(Records)
================
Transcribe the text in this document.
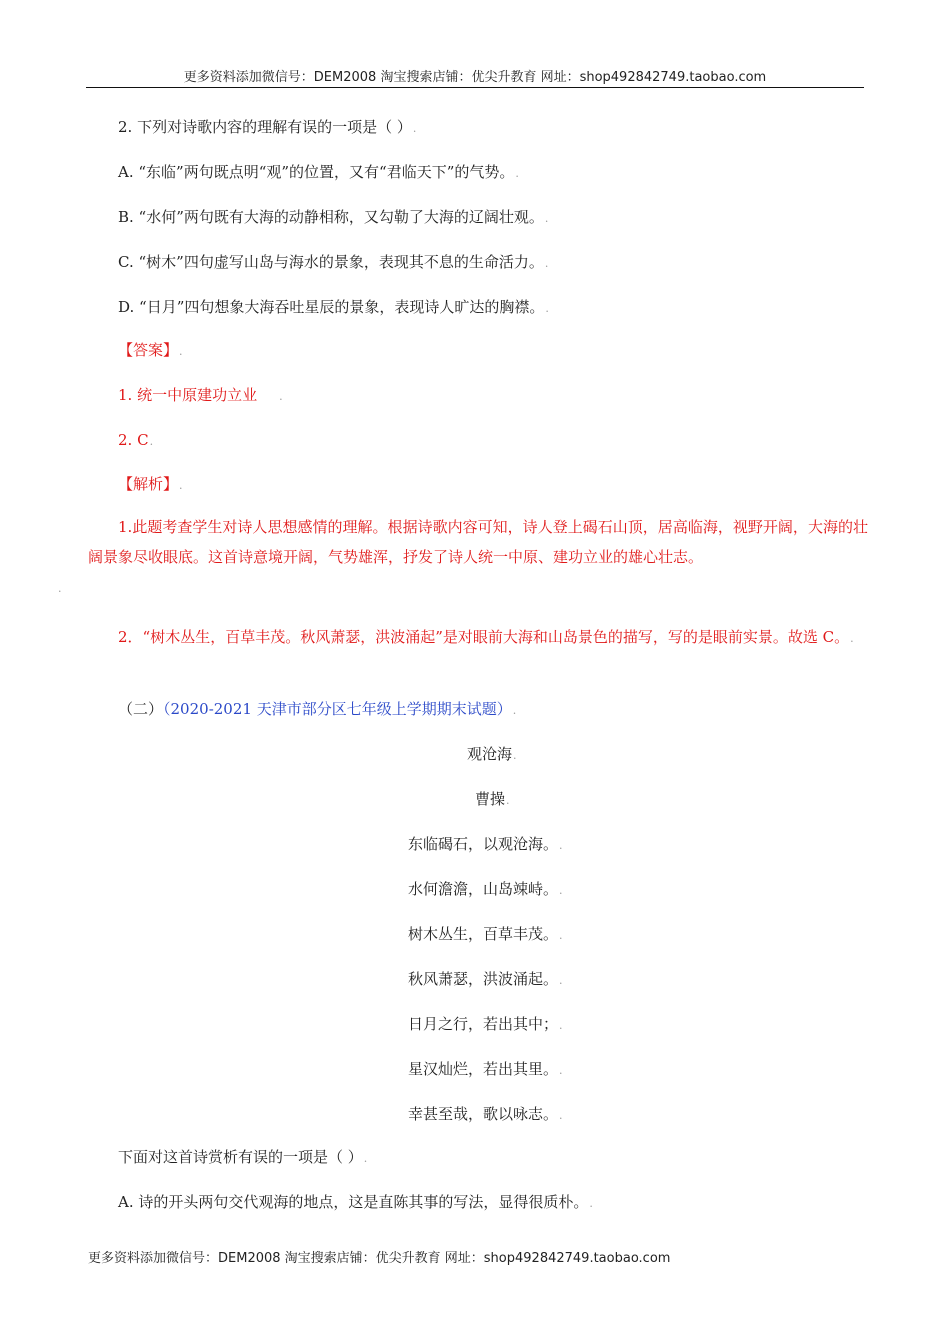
更多资料添加微信号：DEM2008 淘宝搜索店铺：优尖升教育 网址：shop492842749.taobao.com
2. 下列对诗歌内容的理解有误的一项是（ ）.
A. “东临”两句既点明“观”的位置，又有“君临天下”的气势。.
B. “水何”两句既有大海的动静相称，又勾勒了大海的辽阔壮观。.
C. “树木”四句虚写山岛与海水的景象，表现其不息的生命活力。.
D. “日月”四句想象大海吞吐星辰的景象，表现诗人旷达的胸襟。.
【答案】.
1. 统一中原建功立业 .
2. C.
【解析】.
1.此题考查学生对诗人思想感情的理解。根据诗歌内容可知，诗人登上碣石山顶，居高临海，视野开阔，大海的壮阔景象尽收眼底。这首诗意境开阔，气势雄浑，抒发了诗人统一中原、建功立业的雄心壮志。
.
2．“树木丛生，百草丰茂。秋风萧瑟，洪波涌起”是对眼前大海和山岛景色的描写，写的是眼前实景。故选 C。.
（二）（2020-2021 天津市部分区七年级上学期期末试题）.
观沧海.
曹操.
东临碣石，以观沧海。.
水何澹澹，山岛竦峙。.
树木丛生，百草丰茂。.
秋风萧瑟，洪波涌起。.
日月之行，若出其中；.
星汉灿烂，若出其里。.
幸甚至哉，歌以咏志。.
下面对这首诗赏析有误的一项是（ ）.
A. 诗的开头两句交代观海的地点，这是直陈其事的写法，显得很质朴。.
更多资料添加微信号：DEM2008 淘宝搜索店铺：优尖升教育 网址：shop492842749.taobao.com
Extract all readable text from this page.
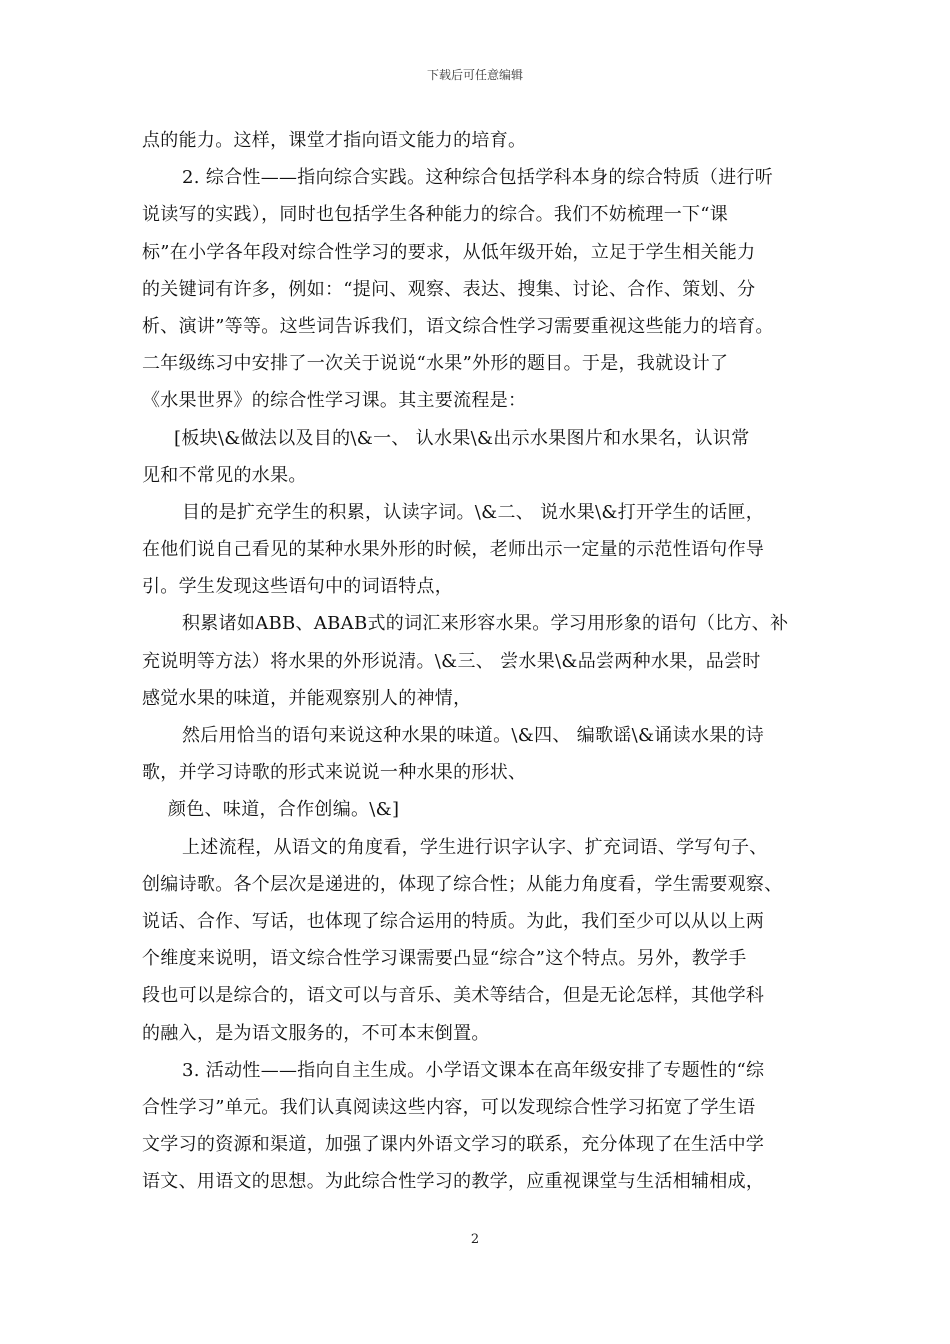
下载后可任意编辑
点的能力。这样，课堂才指向语文能力的培育。
2. 综合性——指向综合实践。这种综合包括学科本身的综合特质（进行听
说读写的实践），同时也包括学生各种能力的综合。我们不妨梳理一下“课
标”在小学各年段对综合性学习的要求，从低年级开始，立足于学生相关能力
的关键词有许多，例如：“提问、观察、表达、搜集、讨论、合作、策划、分
析、演讲”等等。这些词告诉我们，语文综合性学习需要重视这些能力的培育。
二年级练习中安排了一次关于说说“水果”外形的题目。于是，我就设计了
《水果世界》的综合性学习课。其主要流程是：
[板块\&做法以及目的\&一、 认水果\&出示水果图片和水果名，认识常
见和不常见的水果。
目的是扩充学生的积累，认读字词。\&二、 说水果\&打开学生的话匣，
在他们说自己看见的某种水果外形的时候，老师出示一定量的示范性语句作导
引。学生发现这些语句中的词语特点，
积累诸如ABB、ABAB式的词汇来形容水果。学习用形象的语句（比方、补
充说明等方法）将水果的外形说清。\&三、 尝水果\&品尝两种水果，品尝时
感觉水果的味道，并能观察别人的神情，
然后用恰当的语句来说这种水果的味道。\&四、 编歌谣\&诵读水果的诗
歌，并学习诗歌的形式来说说一种水果的形状、
颜色、味道，合作创编。\&]
上述流程，从语文的角度看，学生进行识字认字、扩充词语、学写句子、
创编诗歌。各个层次是递进的，体现了综合性；从能力角度看，学生需要观察、
说话、合作、写话，也体现了综合运用的特质。为此，我们至少可以从以上两
个维度来说明，语文综合性学习课需要凸显“综合”这个特点。另外，教学手
段也可以是综合的，语文可以与音乐、美术等结合，但是无论怎样，其他学科
的融入，是为语文服务的，不可本末倒置。
3. 活动性——指向自主生成。小学语文课本在高年级安排了专题性的“综
合性学习”单元。我们认真阅读这些内容，可以发现综合性学习拓宽了学生语
文学习的资源和渠道，加强了课内外语文学习的联系，充分体现了在生活中学
语文、用语文的思想。为此综合性学习的教学，应重视课堂与生活相辅相成，
2
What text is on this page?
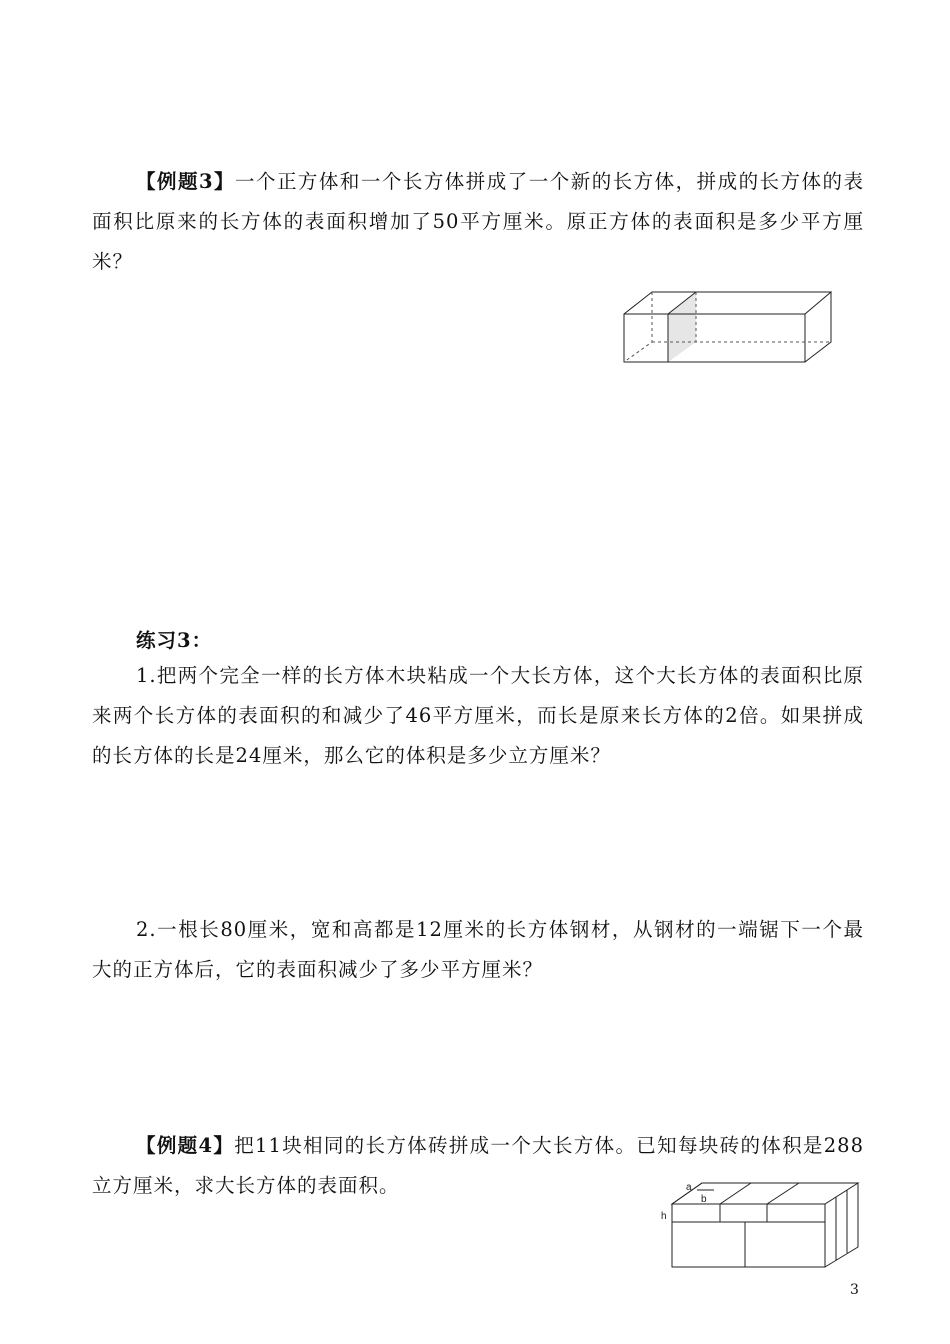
【例题3】一个正方体和一个长方体拼成了一个新的长方体，拼成的长方体的表面积比原来的长方体的表面积增加了50平方厘米。原正方体的表面积是多少平方厘米？
练习3：
1.把两个完全一样的长方体木块粘成一个大长方体，这个大长方体的表面积比原来两个长方体的表面积的和减少了46平方厘米，而长是原来长方体的2倍。如果拼成的长方体的长是24厘米，那么它的体积是多少立方厘米？
2.一根长80厘米，宽和高都是12厘米的长方体钢材，从钢材的一端锯下一个最大的正方体后，它的表面积减少了多少平方厘米？
【例题4】把11块相同的长方体砖拼成一个大长方体。已知每块砖的体积是288立方厘米，求大长方体的表面积。	a
b
h
3
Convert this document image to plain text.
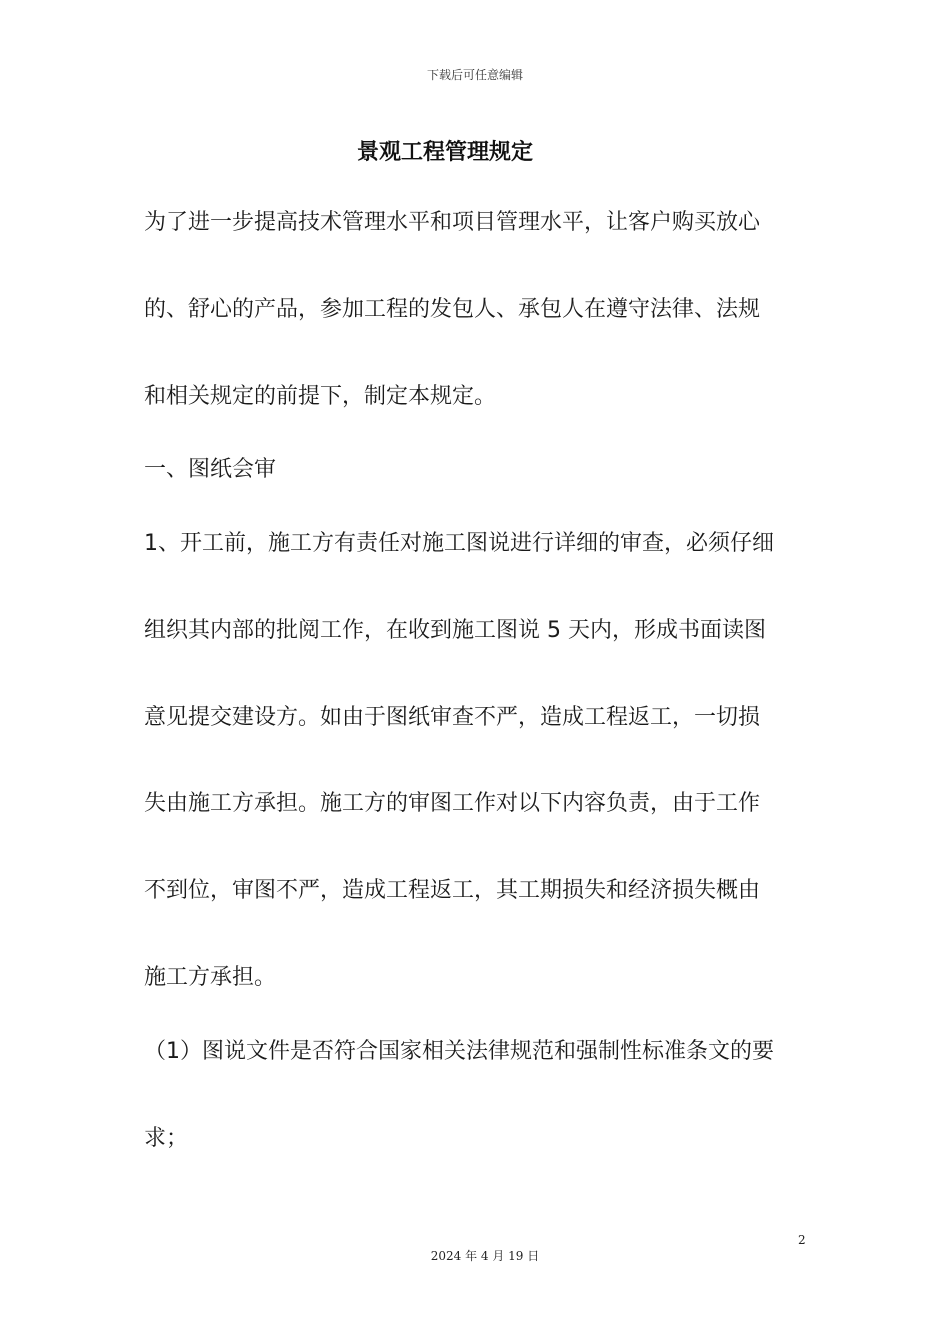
下载后可任意编辑
景观工程管理规定
为了进一步提高技术管理水平和项目管理水平，让客户购买放心
的、舒心的产品，参加工程的发包人、承包人在遵守法律、法规
和相关规定的前提下，制定本规定。
一、图纸会审
1、开工前，施工方有责任对施工图说进行详细的审查，必须仔细
组织其内部的批阅工作，在收到施工图说 5 天内，形成书面读图
意见提交建设方。如由于图纸审查不严，造成工程返工，一切损
失由施工方承担。施工方的审图工作对以下内容负责，由于工作
不到位，审图不严，造成工程返工，其工期损失和经济损失概由
施工方承担。
（1）图说文件是否符合国家相关法律规范和强制性标准条文的要
求；
2
2024 年 4 月 19 日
================
Your objective: Take the line containing "Extract all readable text from this page." and every line after it up to the end of the data, and write them out exactly, without the pictures.

Worked answer:
Extract all readable text from this page.
下载后可任意编辑
点的能力。这样，课堂才指向语文能力的培育。
2. 综合性——指向综合实践。这种综合包括学科本身的综合特质（进行听
说读写的实践），同时也包括学生各种能力的综合。我们不妨梳理一下“课
标”在小学各年段对综合性学习的要求，从低年级开始，立足于学生相关能力
的关键词有许多，例如：“提问、观察、表达、搜集、讨论、合作、策划、分
析、演讲”等等。这些词告诉我们，语文综合性学习需要重视这些能力的培育。
二年级练习中安排了一次关于说说“水果”外形的题目。于是，我就设计了
《水果世界》的综合性学习课。其主要流程是：
[板块\&做法以及目的\&一、 认水果\&出示水果图片和水果名，认识常
见和不常见的水果。
目的是扩充学生的积累，认读字词。\&二、 说水果\&打开学生的话匣，
在他们说自己看见的某种水果外形的时候，老师出示一定量的示范性语句作导
引。学生发现这些语句中的词语特点，
积累诸如ABB、ABAB式的词汇来形容水果。学习用形象的语句（比方、补
充说明等方法）将水果的外形说清。\&三、 尝水果\&品尝两种水果，品尝时
感觉水果的味道，并能观察别人的神情，
然后用恰当的语句来说这种水果的味道。\&四、 编歌谣\&诵读水果的诗
歌，并学习诗歌的形式来说说一种水果的形状、
颜色、味道，合作创编。\&]
上述流程，从语文的角度看，学生进行识字认字、扩充词语、学写句子、
创编诗歌。各个层次是递进的，体现了综合性；从能力角度看，学生需要观察、
说话、合作、写话，也体现了综合运用的特质。为此，我们至少可以从以上两
个维度来说明，语文综合性学习课需要凸显“综合”这个特点。另外，教学手
段也可以是综合的，语文可以与音乐、美术等结合，但是无论怎样，其他学科
的融入，是为语文服务的，不可本末倒置。
3. 活动性——指向自主生成。小学语文课本在高年级安排了专题性的“综
合性学习”单元。我们认真阅读这些内容，可以发现综合性学习拓宽了学生语
文学习的资源和渠道，加强了课内外语文学习的联系，充分体现了在生活中学
语文、用语文的思想。为此综合性学习的教学，应重视课堂与生活相辅相成，
2
What text is on this page?
【例题3】一个正方体和一个长方体拼成了一个新的长方体，拼成的长方体的表面积比原来的长方体的表面积增加了50平方厘米。原正方体的表面积是多少平方厘米？
练习3：
1.把两个完全一样的长方体木块粘成一个大长方体，这个大长方体的表面积比原来两个长方体的表面积的和减少了46平方厘米，而长是原来长方体的2倍。如果拼成的长方体的长是24厘米，那么它的体积是多少立方厘米？
2.一根长80厘米，宽和高都是12厘米的长方体钢材，从钢材的一端锯下一个最大的正方体后，它的表面积减少了多少平方厘米？
【例题4】把11块相同的长方体砖拼成一个大长方体。已知每块砖的体积是288立方厘米，求大长方体的表面积。	a
b
h
3
Convert this document image to plain text.
下载后可任意编辑
景观工程管理规定
为了进一步提高技术管理水平和项目管理水平，让客户购买放心
的、舒心的产品，参加工程的发包人、承包人在遵守法律、法规
和相关规定的前提下，制定本规定。
一、图纸会审
1、开工前，施工方有责任对施工图说进行详细的审查，必须仔细
组织其内部的批阅工作，在收到施工图说 5 天内，形成书面读图
意见提交建设方。如由于图纸审查不严，造成工程返工，一切损
失由施工方承担。施工方的审图工作对以下内容负责，由于工作
不到位，审图不严，造成工程返工，其工期损失和经济损失概由
施工方承担。
（1）图说文件是否符合国家相关法律规范和强制性标准条文的要
求；
2
2024 年 4 月 19 日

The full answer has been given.